Please reproduce the material from its first line up to and including the line with "height-label: 5810 m [53, 316, 90, 328]", and replace "pressure-tick-label" with "isobar-label" while leaving everything else unchanged.

+--

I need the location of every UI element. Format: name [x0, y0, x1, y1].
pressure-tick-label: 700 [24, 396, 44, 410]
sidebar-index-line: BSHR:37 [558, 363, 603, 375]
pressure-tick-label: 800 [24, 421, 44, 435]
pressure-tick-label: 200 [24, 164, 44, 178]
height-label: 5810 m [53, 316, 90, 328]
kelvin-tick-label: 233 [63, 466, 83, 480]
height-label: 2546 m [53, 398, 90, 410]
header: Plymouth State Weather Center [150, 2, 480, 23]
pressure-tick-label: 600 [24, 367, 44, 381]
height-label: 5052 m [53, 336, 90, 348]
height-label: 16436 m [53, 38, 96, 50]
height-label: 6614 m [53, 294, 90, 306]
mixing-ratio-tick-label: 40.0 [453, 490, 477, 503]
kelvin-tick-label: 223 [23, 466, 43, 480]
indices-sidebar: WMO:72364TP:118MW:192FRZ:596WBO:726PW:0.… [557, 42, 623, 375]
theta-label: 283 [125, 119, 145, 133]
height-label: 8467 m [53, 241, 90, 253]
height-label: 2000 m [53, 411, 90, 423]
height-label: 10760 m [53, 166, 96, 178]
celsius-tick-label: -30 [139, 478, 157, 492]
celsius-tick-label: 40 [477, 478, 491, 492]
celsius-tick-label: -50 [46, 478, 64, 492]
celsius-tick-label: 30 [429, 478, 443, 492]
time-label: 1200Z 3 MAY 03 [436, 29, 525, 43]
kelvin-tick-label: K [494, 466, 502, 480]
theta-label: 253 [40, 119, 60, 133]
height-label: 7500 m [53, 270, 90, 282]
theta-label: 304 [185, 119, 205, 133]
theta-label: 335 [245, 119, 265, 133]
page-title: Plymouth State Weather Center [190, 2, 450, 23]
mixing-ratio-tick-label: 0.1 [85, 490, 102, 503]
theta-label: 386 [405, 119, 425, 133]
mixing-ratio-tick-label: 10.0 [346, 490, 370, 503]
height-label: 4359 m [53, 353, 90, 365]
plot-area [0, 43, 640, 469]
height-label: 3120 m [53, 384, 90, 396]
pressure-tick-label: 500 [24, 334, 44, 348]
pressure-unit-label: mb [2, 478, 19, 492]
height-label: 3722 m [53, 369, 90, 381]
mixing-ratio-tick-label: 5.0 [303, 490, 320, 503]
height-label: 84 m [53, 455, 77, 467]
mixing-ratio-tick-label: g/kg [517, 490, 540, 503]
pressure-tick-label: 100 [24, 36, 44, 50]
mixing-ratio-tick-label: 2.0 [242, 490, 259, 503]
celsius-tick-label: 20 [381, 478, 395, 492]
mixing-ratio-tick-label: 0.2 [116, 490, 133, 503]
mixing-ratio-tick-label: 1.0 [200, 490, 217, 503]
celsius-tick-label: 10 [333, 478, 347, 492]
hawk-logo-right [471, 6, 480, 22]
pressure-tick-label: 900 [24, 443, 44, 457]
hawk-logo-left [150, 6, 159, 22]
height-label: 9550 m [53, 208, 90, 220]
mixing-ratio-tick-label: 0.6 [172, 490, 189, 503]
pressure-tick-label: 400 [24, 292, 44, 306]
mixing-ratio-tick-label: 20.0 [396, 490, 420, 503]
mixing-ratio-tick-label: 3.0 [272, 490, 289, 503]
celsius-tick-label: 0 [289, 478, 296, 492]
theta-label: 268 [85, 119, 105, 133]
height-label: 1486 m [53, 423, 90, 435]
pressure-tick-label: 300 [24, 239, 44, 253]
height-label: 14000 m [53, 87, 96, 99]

+--

▶ [RESULT OF THIS EXERCISE]
I need the location of every UI element. Format: name [x0, y0, x1, y1].
isobar-label: 700 [24, 396, 44, 410]
sidebar-index-line: BSHR:37 [558, 363, 603, 375]
isobar-label: 800 [24, 421, 44, 435]
isobar-label: 200 [24, 164, 44, 178]
height-label: 5810 m [53, 316, 90, 328]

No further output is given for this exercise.